Transcribe the whole listing without a single picture.

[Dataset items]
▽

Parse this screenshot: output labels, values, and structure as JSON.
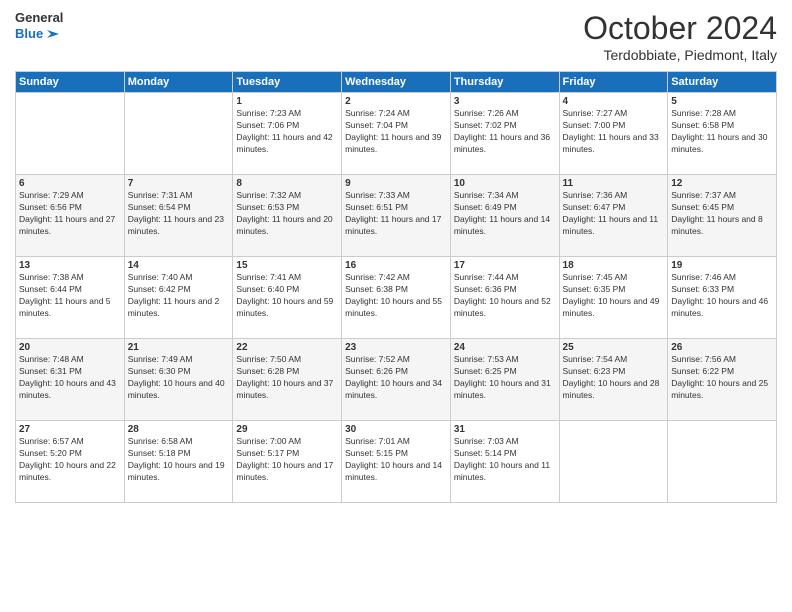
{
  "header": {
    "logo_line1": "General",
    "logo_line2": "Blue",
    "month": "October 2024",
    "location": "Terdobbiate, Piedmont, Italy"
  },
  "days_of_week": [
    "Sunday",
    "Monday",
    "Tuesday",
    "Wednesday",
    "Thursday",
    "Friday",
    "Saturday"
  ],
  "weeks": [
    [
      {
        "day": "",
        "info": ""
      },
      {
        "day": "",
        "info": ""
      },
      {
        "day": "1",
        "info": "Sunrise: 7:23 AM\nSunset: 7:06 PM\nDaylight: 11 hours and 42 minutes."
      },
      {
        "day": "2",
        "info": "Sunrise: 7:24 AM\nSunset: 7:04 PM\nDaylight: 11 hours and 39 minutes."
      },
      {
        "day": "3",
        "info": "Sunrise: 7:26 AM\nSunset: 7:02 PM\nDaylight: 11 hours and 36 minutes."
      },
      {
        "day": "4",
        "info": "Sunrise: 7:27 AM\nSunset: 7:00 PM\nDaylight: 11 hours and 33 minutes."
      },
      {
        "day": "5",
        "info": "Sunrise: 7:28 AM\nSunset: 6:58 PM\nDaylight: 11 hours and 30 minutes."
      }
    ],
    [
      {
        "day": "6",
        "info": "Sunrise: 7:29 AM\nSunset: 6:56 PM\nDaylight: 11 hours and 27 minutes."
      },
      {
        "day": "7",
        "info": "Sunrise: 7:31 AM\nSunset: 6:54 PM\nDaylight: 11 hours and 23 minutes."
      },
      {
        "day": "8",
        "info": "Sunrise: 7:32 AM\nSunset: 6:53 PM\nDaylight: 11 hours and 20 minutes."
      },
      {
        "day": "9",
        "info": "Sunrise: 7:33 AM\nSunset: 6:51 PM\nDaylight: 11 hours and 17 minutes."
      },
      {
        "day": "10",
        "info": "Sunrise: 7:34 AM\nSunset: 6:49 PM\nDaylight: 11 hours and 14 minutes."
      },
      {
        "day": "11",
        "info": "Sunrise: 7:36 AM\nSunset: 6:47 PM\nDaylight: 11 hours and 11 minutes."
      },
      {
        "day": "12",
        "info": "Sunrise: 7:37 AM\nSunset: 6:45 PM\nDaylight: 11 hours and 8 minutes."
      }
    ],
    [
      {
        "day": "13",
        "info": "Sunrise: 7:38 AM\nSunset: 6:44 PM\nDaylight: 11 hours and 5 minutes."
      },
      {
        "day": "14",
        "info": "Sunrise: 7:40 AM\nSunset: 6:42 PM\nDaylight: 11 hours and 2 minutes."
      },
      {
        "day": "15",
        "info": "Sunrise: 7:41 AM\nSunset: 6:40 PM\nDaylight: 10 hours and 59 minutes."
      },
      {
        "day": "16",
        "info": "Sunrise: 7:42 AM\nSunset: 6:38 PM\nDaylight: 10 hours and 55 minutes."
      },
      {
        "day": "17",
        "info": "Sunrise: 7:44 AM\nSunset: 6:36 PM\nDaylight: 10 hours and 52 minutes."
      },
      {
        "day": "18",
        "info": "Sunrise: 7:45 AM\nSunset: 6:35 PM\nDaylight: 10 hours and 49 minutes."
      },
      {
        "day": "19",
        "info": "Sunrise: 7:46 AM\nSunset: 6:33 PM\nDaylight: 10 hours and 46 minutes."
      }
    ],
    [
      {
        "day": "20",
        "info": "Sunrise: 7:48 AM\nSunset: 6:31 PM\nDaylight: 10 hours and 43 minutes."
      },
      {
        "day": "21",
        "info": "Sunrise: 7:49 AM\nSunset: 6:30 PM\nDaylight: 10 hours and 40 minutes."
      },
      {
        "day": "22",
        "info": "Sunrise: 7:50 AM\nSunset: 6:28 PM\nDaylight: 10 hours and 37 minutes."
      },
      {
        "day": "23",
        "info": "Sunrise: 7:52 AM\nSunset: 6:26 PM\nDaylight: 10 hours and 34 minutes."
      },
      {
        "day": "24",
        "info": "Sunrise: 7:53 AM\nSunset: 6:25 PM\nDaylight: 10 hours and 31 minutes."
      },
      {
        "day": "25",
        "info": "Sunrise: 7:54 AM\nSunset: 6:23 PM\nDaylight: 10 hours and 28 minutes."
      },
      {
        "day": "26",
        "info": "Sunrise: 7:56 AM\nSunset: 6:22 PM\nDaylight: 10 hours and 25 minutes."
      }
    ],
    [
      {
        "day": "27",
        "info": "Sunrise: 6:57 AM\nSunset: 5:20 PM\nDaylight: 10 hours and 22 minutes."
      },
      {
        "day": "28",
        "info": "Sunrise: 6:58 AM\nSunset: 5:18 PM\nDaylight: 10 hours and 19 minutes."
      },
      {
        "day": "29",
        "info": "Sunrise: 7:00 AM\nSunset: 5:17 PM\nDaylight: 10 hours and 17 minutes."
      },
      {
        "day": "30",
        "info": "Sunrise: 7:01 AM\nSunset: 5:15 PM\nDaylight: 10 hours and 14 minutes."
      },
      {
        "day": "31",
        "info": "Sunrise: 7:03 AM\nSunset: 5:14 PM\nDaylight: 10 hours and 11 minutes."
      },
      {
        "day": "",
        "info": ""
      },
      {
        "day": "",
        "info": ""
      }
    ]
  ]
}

△

| RIGHT ANSWER |
Parse this screenshot: output labels, values, and structure as JSON.
{
  "header": {
    "logo_line1": "General",
    "logo_line2": "Blue",
    "month": "October 2024",
    "location": "Terdobbiate, Piedmont, Italy"
  },
  "days_of_week": [
    "Sunday",
    "Monday",
    "Tuesday",
    "Wednesday",
    "Thursday",
    "Friday",
    "Saturday"
  ],
  "weeks": [
    [
      {
        "day": "",
        "info": ""
      },
      {
        "day": "",
        "info": ""
      },
      {
        "day": "1",
        "info": "Sunrise: 7:23 AM\nSunset: 7:06 PM\nDaylight: 11 hours and 42 minutes."
      },
      {
        "day": "2",
        "info": "Sunrise: 7:24 AM\nSunset: 7:04 PM\nDaylight: 11 hours and 39 minutes."
      },
      {
        "day": "3",
        "info": "Sunrise: 7:26 AM\nSunset: 7:02 PM\nDaylight: 11 hours and 36 minutes."
      },
      {
        "day": "4",
        "info": "Sunrise: 7:27 AM\nSunset: 7:00 PM\nDaylight: 11 hours and 33 minutes."
      },
      {
        "day": "5",
        "info": "Sunrise: 7:28 AM\nSunset: 6:58 PM\nDaylight: 11 hours and 30 minutes."
      }
    ],
    [
      {
        "day": "6",
        "info": "Sunrise: 7:29 AM\nSunset: 6:56 PM\nDaylight: 11 hours and 27 minutes."
      },
      {
        "day": "7",
        "info": "Sunrise: 7:31 AM\nSunset: 6:54 PM\nDaylight: 11 hours and 23 minutes."
      },
      {
        "day": "8",
        "info": "Sunrise: 7:32 AM\nSunset: 6:53 PM\nDaylight: 11 hours and 20 minutes."
      },
      {
        "day": "9",
        "info": "Sunrise: 7:33 AM\nSunset: 6:51 PM\nDaylight: 11 hours and 17 minutes."
      },
      {
        "day": "10",
        "info": "Sunrise: 7:34 AM\nSunset: 6:49 PM\nDaylight: 11 hours and 14 minutes."
      },
      {
        "day": "11",
        "info": "Sunrise: 7:36 AM\nSunset: 6:47 PM\nDaylight: 11 hours and 11 minutes."
      },
      {
        "day": "12",
        "info": "Sunrise: 7:37 AM\nSunset: 6:45 PM\nDaylight: 11 hours and 8 minutes."
      }
    ],
    [
      {
        "day": "13",
        "info": "Sunrise: 7:38 AM\nSunset: 6:44 PM\nDaylight: 11 hours and 5 minutes."
      },
      {
        "day": "14",
        "info": "Sunrise: 7:40 AM\nSunset: 6:42 PM\nDaylight: 11 hours and 2 minutes."
      },
      {
        "day": "15",
        "info": "Sunrise: 7:41 AM\nSunset: 6:40 PM\nDaylight: 10 hours and 59 minutes."
      },
      {
        "day": "16",
        "info": "Sunrise: 7:42 AM\nSunset: 6:38 PM\nDaylight: 10 hours and 55 minutes."
      },
      {
        "day": "17",
        "info": "Sunrise: 7:44 AM\nSunset: 6:36 PM\nDaylight: 10 hours and 52 minutes."
      },
      {
        "day": "18",
        "info": "Sunrise: 7:45 AM\nSunset: 6:35 PM\nDaylight: 10 hours and 49 minutes."
      },
      {
        "day": "19",
        "info": "Sunrise: 7:46 AM\nSunset: 6:33 PM\nDaylight: 10 hours and 46 minutes."
      }
    ],
    [
      {
        "day": "20",
        "info": "Sunrise: 7:48 AM\nSunset: 6:31 PM\nDaylight: 10 hours and 43 minutes."
      },
      {
        "day": "21",
        "info": "Sunrise: 7:49 AM\nSunset: 6:30 PM\nDaylight: 10 hours and 40 minutes."
      },
      {
        "day": "22",
        "info": "Sunrise: 7:50 AM\nSunset: 6:28 PM\nDaylight: 10 hours and 37 minutes."
      },
      {
        "day": "23",
        "info": "Sunrise: 7:52 AM\nSunset: 6:26 PM\nDaylight: 10 hours and 34 minutes."
      },
      {
        "day": "24",
        "info": "Sunrise: 7:53 AM\nSunset: 6:25 PM\nDaylight: 10 hours and 31 minutes."
      },
      {
        "day": "25",
        "info": "Sunrise: 7:54 AM\nSunset: 6:23 PM\nDaylight: 10 hours and 28 minutes."
      },
      {
        "day": "26",
        "info": "Sunrise: 7:56 AM\nSunset: 6:22 PM\nDaylight: 10 hours and 25 minutes."
      }
    ],
    [
      {
        "day": "27",
        "info": "Sunrise: 6:57 AM\nSunset: 5:20 PM\nDaylight: 10 hours and 22 minutes."
      },
      {
        "day": "28",
        "info": "Sunrise: 6:58 AM\nSunset: 5:18 PM\nDaylight: 10 hours and 19 minutes."
      },
      {
        "day": "29",
        "info": "Sunrise: 7:00 AM\nSunset: 5:17 PM\nDaylight: 10 hours and 17 minutes."
      },
      {
        "day": "30",
        "info": "Sunrise: 7:01 AM\nSunset: 5:15 PM\nDaylight: 10 hours and 14 minutes."
      },
      {
        "day": "31",
        "info": "Sunrise: 7:03 AM\nSunset: 5:14 PM\nDaylight: 10 hours and 11 minutes."
      },
      {
        "day": "",
        "info": ""
      },
      {
        "day": "",
        "info": ""
      }
    ]
  ]
}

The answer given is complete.